* Begin INPUT *

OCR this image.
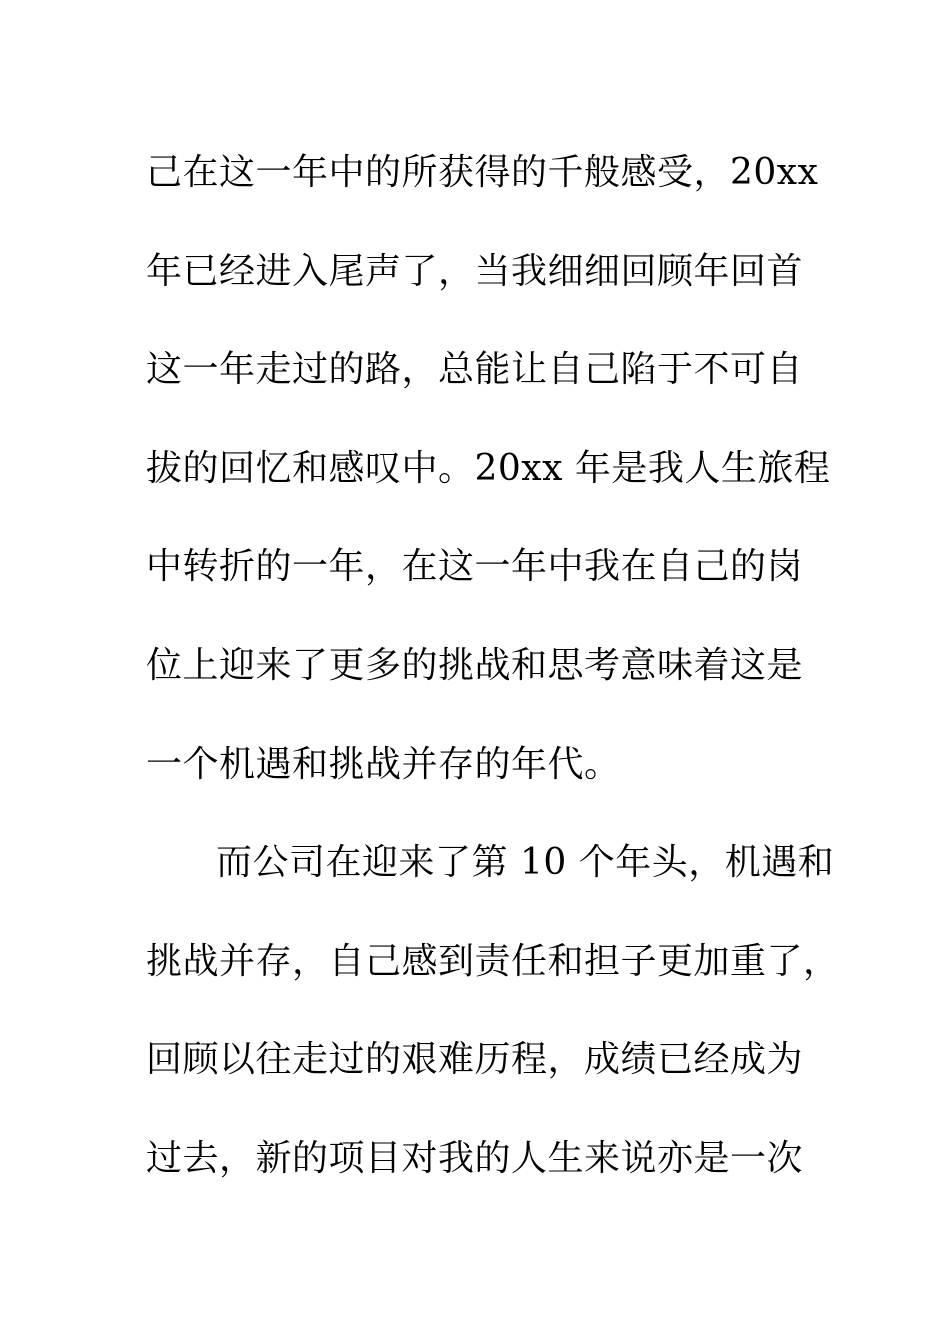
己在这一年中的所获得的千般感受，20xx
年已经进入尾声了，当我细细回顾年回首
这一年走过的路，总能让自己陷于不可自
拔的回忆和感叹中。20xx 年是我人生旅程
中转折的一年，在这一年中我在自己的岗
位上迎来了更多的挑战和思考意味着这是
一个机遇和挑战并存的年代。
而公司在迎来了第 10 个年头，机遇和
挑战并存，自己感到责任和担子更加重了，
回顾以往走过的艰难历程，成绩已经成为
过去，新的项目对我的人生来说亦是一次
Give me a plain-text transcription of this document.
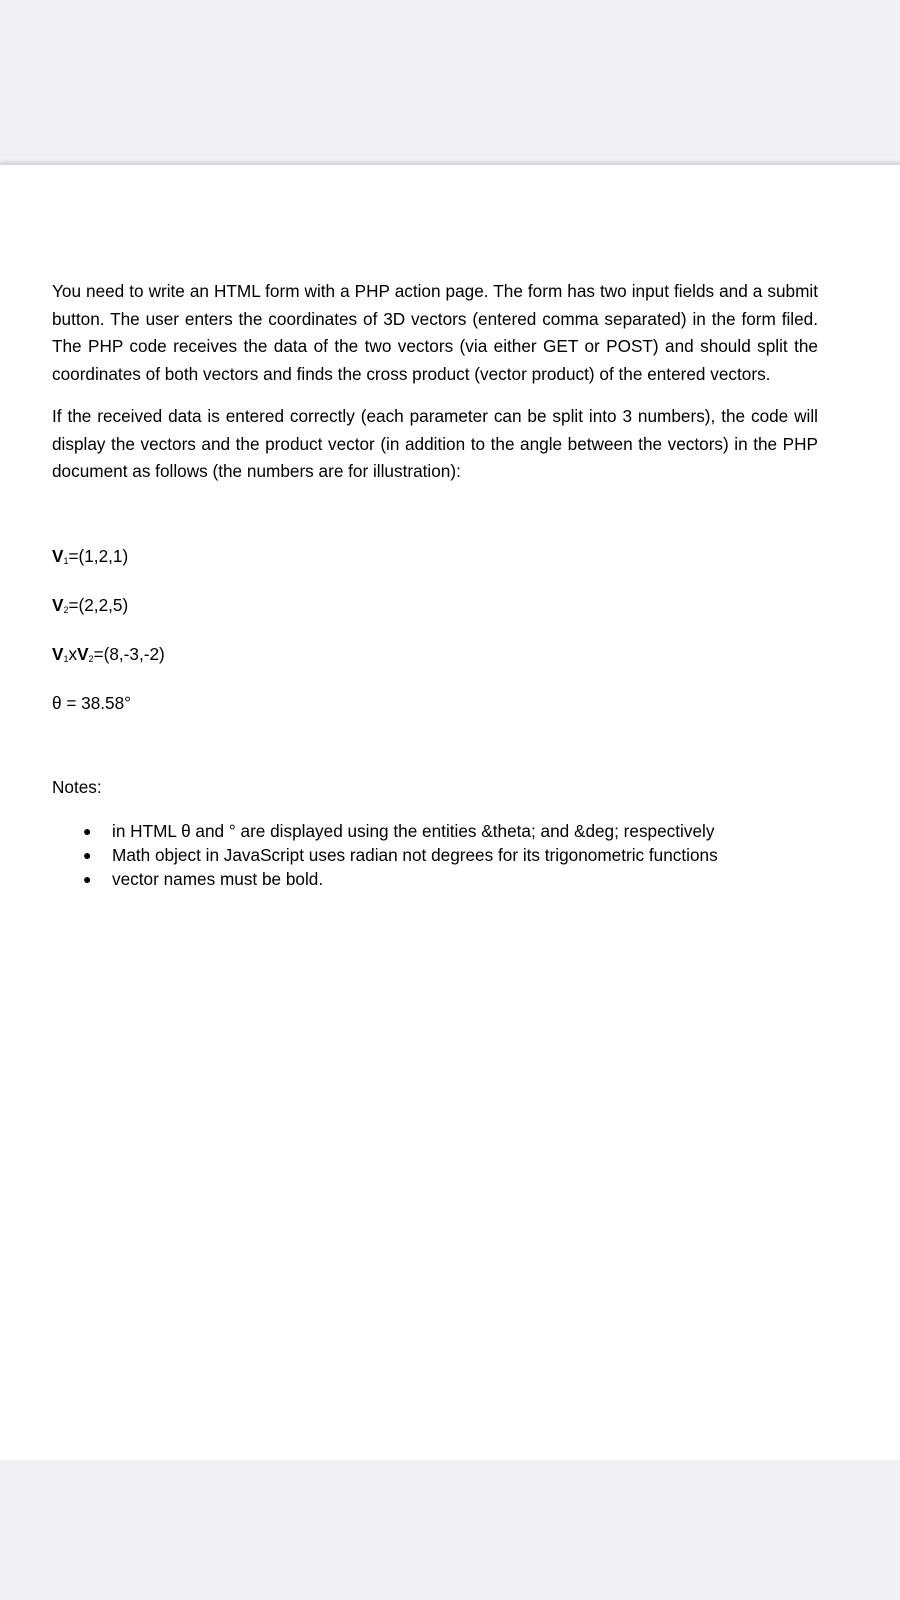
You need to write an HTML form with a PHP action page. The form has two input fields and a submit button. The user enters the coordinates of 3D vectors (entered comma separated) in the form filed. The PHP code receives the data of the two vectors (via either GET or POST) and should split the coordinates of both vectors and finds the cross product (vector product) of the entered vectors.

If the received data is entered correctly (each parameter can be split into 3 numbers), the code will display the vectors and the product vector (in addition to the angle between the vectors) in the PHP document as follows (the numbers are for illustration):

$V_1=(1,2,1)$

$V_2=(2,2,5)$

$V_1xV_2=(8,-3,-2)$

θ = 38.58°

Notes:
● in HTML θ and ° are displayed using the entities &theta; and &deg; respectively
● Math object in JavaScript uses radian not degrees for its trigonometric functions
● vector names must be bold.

* End INPUT *

**TASK TO CARRY OUT**
Skip the pictures and transcribe the rest of the records exactly.

**IN RESPONSE**
OCR this image.
己在这一年中的所获得的千般感受，20xx
年已经进入尾声了，当我细细回顾年回首
这一年走过的路，总能让自己陷于不可自
拔的回忆和感叹中。20xx 年是我人生旅程
中转折的一年，在这一年中我在自己的岗
位上迎来了更多的挑战和思考意味着这是
一个机遇和挑战并存的年代。
而公司在迎来了第 10 个年头，机遇和
挑战并存，自己感到责任和担子更加重了，
回顾以往走过的艰难历程，成绩已经成为
过去，新的项目对我的人生来说亦是一次
Give me a plain-text transcription of this document.
You need to write an HTML form with a PHP action page. The form has two input fields and a submit button. The user enters the coordinates of 3D vectors (entered comma separated) in the form filed. The PHP code receives the data of the two vectors (via either GET or POST) and should split the coordinates of both vectors and finds the cross product (vector product) of the entered vectors.

If the received data is entered correctly (each parameter can be split into 3 numbers), the code will display the vectors and the product vector (in addition to the angle between the vectors) in the PHP document as follows (the numbers are for illustration):

$V_1=(1,2,1)$

$V_2=(2,2,5)$

$V_1xV_2=(8,-3,-2)$

θ = 38.58°

Notes:
● in HTML θ and ° are displayed using the entities &theta; and &deg; respectively
● Math object in JavaScript uses radian not degrees for its trigonometric functions
● vector names must be bold.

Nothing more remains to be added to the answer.